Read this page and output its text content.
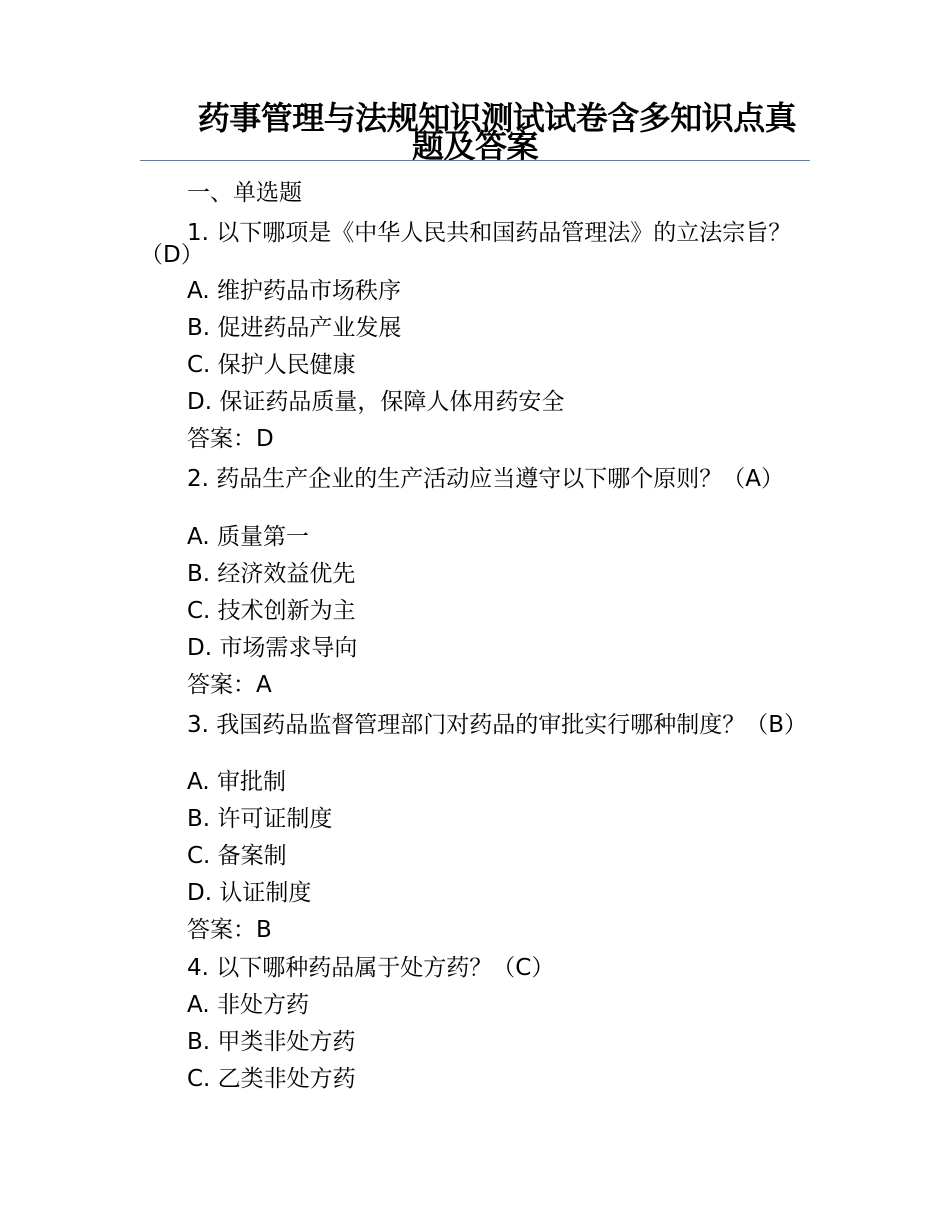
药事管理与法规知识测试试卷含多知识点真题及答案

一、单选题

1. 以下哪项是《中华人民共和国药品管理法》的立法宗旨？（D）

A. 维护药品市场秩序

B. 促进药品产业发展

C. 保护人民健康

D. 保证药品质量，保障人体用药安全

答案：D

2. 药品生产企业的生产活动应当遵守以下哪个原则？（A）

A. 质量第一

B. 经济效益优先

C. 技术创新为主

D. 市场需求导向

答案：A

3. 我国药品监督管理部门对药品的审批实行哪种制度？（B）

A. 审批制

B. 许可证制度

C. 备案制

D. 认证制度

答案：B

4. 以下哪种药品属于处方药？（C）

A. 非处方药

B. 甲类非处方药

C. 乙类非处方药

What this task involves. The data above needs to be retyped exactly, with the images left out.

Reply.
Read this page and output its text content.
药事管理与法规知识测试试卷含多知识点真题及答案

一、单选题

1. 以下哪项是《中华人民共和国药品管理法》的立法宗旨？（D）

A. 维护药品市场秩序

B. 促进药品产业发展

C. 保护人民健康

D. 保证药品质量，保障人体用药安全

答案：D

2. 药品生产企业的生产活动应当遵守以下哪个原则？（A）

A. 质量第一

B. 经济效益优先

C. 技术创新为主

D. 市场需求导向

答案：A

3. 我国药品监督管理部门对药品的审批实行哪种制度？（B）

A. 审批制

B. 许可证制度

C. 备案制

D. 认证制度

答案：B

4. 以下哪种药品属于处方药？（C）

A. 非处方药

B. 甲类非处方药

C. 乙类非处方药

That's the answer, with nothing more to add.